REQUIREMENT: Find the word "Accent" in the listing; pull out each line holding it.

ENTRIES:
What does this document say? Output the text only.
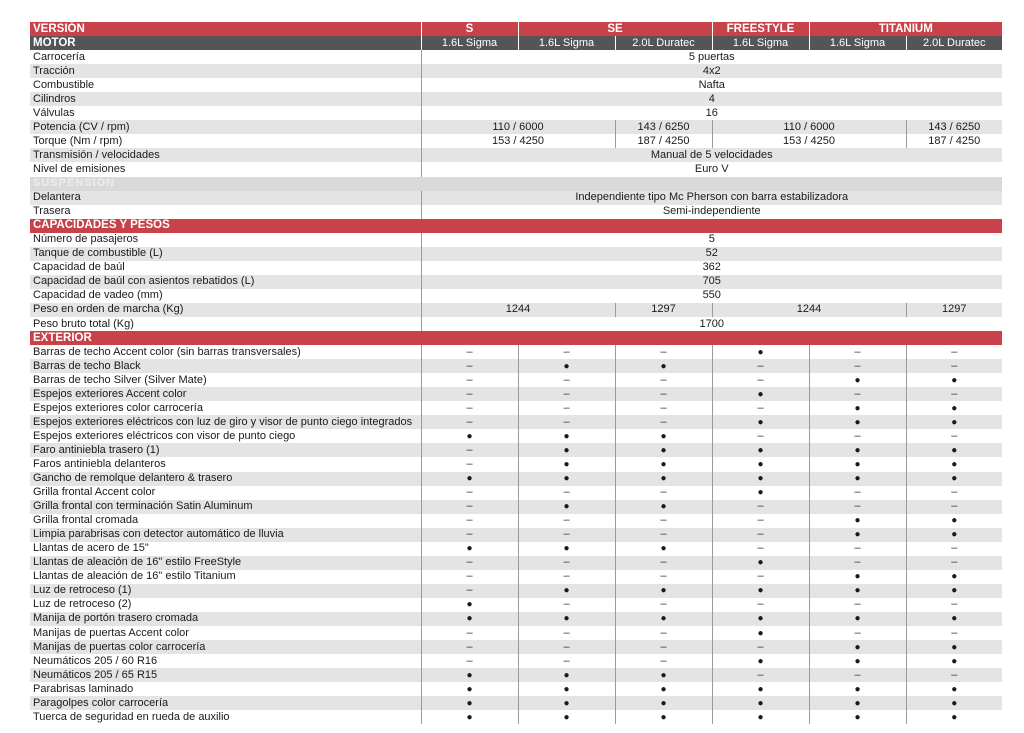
VERSIÓN	S	SE		FREESTYLE	TITANIUM	
MOTOR	1.6L Sigma	1.6L Sigma	2.0L Duratec	1.6L Sigma	1.6L Sigma	2.0L Duratec
Carrocería	5 puertas					
Tracción	4x2					
Combustible	Nafta					
Cilindros	4					
Válvulas	16					
Potencia (CV / rpm)	110 / 6000		143 / 6250	110 / 6000		143 / 6250
Torque (Nm / rpm)	153 / 4250		187 / 4250	153 / 4250		187 / 4250
Transmisión / velocidades	Manual de 5 velocidades					
Nivel de emisiones	Euro V					
SUSPENSIÓN						
Delantera	Independiente tipo Mc Pherson con barra estabilizadora					
Trasera	Semi-independiente					
CAPACIDADES Y PESOS						
Número de pasajeros	5					
Tanque de combustible (L)	52					
Capacidad de baúl	362					
Capacidad de baúl con asientos rebatidos (L)	705					
Capacidad de vadeo (mm)	550					
Peso en orden de marcha (Kg)	1244		1297	1244		1297
Peso bruto total (Kg)	1700					
EXTERIOR						
Barras de techo Accent color (sin barras transversales)	–	–	–	●	–	–
Barras de techo Black	–	●	●	–	–	–
Barras de techo Silver (Silver Mate)	–	–	–	–	●	●
Espejos exteriores Accent color	–	–	–	●	–	–
Espejos exteriores color carrocería	–	–	–	–	●	●
Espejos exteriores eléctricos con luz de giro y visor de punto ciego integrados	–	–	–	●	●	●
Espejos exteriores eléctricos con visor de punto ciego	●	●	●	–	–	–
Faro antiniebla trasero (1)	–	●	●	●	●	●
Faros antiniebla delanteros	–	●	●	●	●	●
Gancho de remolque delantero & trasero	●	●	●	●	●	●
Grilla frontal Accent color	–	–	–	●	–	–
Grilla frontal con terminación Satin Aluminum	–	●	●	–	–	–
Grilla frontal cromada	–	–	–	–	●	●
Limpia parabrisas con detector automático de lluvia	–	–	–	–	●	●
Llantas de acero de 15"	●	●	●	–	–	–
Llantas de aleación de 16" estilo FreeStyle	–	–	–	●	–	–
Llantas de aleación de 16" estilo Titanium	–	–	–	–	●	●
Luz de retroceso (1)	–	●	●	●	●	●
Luz de retroceso (2)	●	–	–	–	–	–
Manija de portón trasero cromada	●	●	●	●	●	●
Manijas de puertas Accent color	–	–	–	●	–	–
Manijas de puertas color carrocería	–	–	–	–	●	●
Neumáticos 205 / 60 R16	–	–	–	●	●	●
Neumáticos 205 / 65 R15	●	●	●	–	–	–
Parabrisas laminado	●	●	●	●	●	●
Paragolpes color carrocería	●	●	●	●	●	●
Tuerca de seguridad en rueda de auxilio	●	●	●	●	●	●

TASK RESPONSE:
Barras de techo Accent color (sin barras transversales)	–	–	–	●	–	–
Espejos exteriores Accent color	–	–	–	●	–	–
Grilla frontal Accent color	–	–	–	●	–	–
Manijas de puertas Accent color	–	–	–	●	–	–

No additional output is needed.